**Complete the following:**
#1 Answer these questions about the hydrogen exchange, one per line:
(a) Where does Eugene Coyle say the electricity for producing hydrogen is most likely to come from?
(b) From what sources does Shane Mage say the electricity to produce hydrogen on a mass scale will have to come?
(c) What is named as the current choice of energy to turn corn into ethanol?
#2 List every U.S. state, region, or city named in the hydrogen exchange.
#3 Retype part of the hydrogen exchange. Begin at the words "The electricity for" and stop after "a storage medium.".
──────── Supplied text
On Jun 21, 2006, at 8:52 PM, Shane Mage wrote:

Eugene Coyle wrote:

The electricity for producing hydrogen is most likely to come from
coal or nuclear generation.  Hydrogen is not a panacea -- it is not
even an energy source but rather a storage medium.

It is precisely because hydrogen is a storage medium that the
electricity
to produce it (by electrolysis) on a mass scale will come, will
have to
come, from wind turbines and solar cells.  Because the best wind and
solar locations are far from the main energy-usage centers and the
inputs are irregularly available, wind and solar energy are relatively
uneconomic as inputs to the grid (which is anyway, because of wastage
in the transmission process, an inefficient means of supplying
electricity).  But since hydrogen can be delivered, with insignificant
losses, to its point of use, the solar/wind/hydrogen process becomes
the only practicable solution to the energy/global warming crisis.  Of
course monopoly capital, totally invested in nuclear/petroleum/coal,
will never in time consent to the massive Manhattan Project-scale
investments needed for the solar/wind/hydrogen transition.  Either
it gets overthrown or, as Michael said

(4) we're screwed.

Shane Mage



Well, we are screwed if, is you say,  the only practible solution to
the energy/global warming crisis is solar/wind hydrogen.  Luckily it
is not.
       I believe the limited production of hydrogen in the future will come
from coal and nuclear generated electricity.  I hope that doesn't
happen, but we can see it pre-figured in the production of ethanol.
Coal is the current choice of  energy to turn corn into ethanol.
That may be constrained because a lot of the corn grown -- in say
Illinois - is in non-attainment areas for air quality.
       I'm not sure what you have in mind when you say hydrogen can be
deliverd to point of use with insignificant losses.  It is said to be
very hard to deliver by pipeline without large losses -- so if it
were produced by wind power in the Dakotas it couldn't be delivered
in LA for automobile use.
       To me hydrogen seems to be another technological fix held out to
amuse and divert us from any significant change.
────────────────
──────── Recorded information
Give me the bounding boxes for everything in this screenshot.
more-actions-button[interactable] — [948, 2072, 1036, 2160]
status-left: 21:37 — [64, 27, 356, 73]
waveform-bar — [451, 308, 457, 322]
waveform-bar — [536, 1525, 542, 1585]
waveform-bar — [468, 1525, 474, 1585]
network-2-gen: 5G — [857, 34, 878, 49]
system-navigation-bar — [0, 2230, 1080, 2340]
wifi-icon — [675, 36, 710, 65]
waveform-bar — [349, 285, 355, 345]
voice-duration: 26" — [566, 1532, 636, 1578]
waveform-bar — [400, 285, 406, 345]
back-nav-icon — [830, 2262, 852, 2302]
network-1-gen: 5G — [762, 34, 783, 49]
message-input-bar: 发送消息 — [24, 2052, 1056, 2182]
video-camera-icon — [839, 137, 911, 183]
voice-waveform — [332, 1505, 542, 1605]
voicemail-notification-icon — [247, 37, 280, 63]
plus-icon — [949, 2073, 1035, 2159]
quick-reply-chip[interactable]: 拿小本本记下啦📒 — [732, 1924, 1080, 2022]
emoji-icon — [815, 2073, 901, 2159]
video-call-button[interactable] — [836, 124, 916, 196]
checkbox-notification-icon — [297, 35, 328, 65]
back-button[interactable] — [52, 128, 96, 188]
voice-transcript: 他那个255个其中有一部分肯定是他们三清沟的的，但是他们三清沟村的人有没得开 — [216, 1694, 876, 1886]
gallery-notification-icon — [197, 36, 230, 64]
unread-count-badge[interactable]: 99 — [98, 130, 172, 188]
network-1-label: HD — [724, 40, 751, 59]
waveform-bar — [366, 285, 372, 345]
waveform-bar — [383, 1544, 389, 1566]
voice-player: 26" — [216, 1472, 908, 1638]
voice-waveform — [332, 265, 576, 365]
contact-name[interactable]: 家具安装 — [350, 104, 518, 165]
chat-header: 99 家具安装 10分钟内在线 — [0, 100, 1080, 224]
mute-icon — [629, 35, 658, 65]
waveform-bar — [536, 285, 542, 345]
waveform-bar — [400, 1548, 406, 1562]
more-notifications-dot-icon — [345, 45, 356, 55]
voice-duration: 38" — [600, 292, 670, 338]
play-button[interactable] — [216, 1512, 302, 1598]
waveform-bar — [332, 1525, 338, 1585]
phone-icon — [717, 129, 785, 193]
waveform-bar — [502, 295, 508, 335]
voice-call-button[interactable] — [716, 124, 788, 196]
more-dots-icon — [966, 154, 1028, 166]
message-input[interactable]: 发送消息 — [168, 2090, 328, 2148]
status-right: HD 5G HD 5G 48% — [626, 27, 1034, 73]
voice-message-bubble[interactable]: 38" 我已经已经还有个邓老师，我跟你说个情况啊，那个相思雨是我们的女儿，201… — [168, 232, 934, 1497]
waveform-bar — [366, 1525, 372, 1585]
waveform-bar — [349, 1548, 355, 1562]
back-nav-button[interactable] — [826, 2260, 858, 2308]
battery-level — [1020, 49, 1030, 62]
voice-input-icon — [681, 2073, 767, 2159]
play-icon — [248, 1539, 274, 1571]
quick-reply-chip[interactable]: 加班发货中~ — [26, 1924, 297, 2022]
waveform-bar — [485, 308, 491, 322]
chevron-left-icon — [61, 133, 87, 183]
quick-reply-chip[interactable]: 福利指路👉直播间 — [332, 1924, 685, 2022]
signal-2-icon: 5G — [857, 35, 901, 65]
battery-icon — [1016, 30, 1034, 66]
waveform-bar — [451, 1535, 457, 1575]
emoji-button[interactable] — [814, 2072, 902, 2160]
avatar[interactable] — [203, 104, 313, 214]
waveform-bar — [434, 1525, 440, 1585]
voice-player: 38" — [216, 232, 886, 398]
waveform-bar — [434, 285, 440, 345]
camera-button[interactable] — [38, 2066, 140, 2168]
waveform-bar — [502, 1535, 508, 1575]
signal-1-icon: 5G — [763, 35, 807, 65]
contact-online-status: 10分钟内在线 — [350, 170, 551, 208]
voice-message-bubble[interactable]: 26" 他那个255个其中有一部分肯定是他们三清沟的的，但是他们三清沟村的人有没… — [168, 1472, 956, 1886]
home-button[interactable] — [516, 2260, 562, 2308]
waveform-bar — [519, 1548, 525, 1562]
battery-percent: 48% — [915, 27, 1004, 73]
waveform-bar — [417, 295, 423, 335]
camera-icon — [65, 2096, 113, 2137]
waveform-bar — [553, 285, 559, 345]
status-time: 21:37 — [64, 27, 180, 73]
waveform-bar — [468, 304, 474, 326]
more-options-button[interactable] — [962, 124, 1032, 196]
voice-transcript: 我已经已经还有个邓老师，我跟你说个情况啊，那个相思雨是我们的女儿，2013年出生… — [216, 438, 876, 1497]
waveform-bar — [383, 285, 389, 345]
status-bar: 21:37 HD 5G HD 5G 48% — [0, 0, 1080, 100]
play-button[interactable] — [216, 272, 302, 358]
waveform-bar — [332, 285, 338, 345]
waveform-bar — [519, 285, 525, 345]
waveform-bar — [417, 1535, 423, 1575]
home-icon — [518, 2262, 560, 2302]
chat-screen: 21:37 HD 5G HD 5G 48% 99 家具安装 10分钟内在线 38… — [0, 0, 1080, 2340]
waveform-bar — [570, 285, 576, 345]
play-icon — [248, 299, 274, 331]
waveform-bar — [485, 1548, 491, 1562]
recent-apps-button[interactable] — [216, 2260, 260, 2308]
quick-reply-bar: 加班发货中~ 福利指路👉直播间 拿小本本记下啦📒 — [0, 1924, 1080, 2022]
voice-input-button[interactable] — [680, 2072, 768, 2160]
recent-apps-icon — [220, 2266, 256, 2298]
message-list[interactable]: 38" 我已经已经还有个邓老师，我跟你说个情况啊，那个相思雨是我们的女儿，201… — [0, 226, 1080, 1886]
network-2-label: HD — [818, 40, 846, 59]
────────────────
**Written answers:**
#1
(a) Coal or nuclear generation.
(b) Wind turbines and solar cells.
(c) Coal.

#2 Illinois, the Dakotas, LA

#3
The electricity for producing hydrogen is most likely to come from
coal or nuclear generation.  Hydrogen is not a panacea -- it is not
even an energy source but rather a storage medium.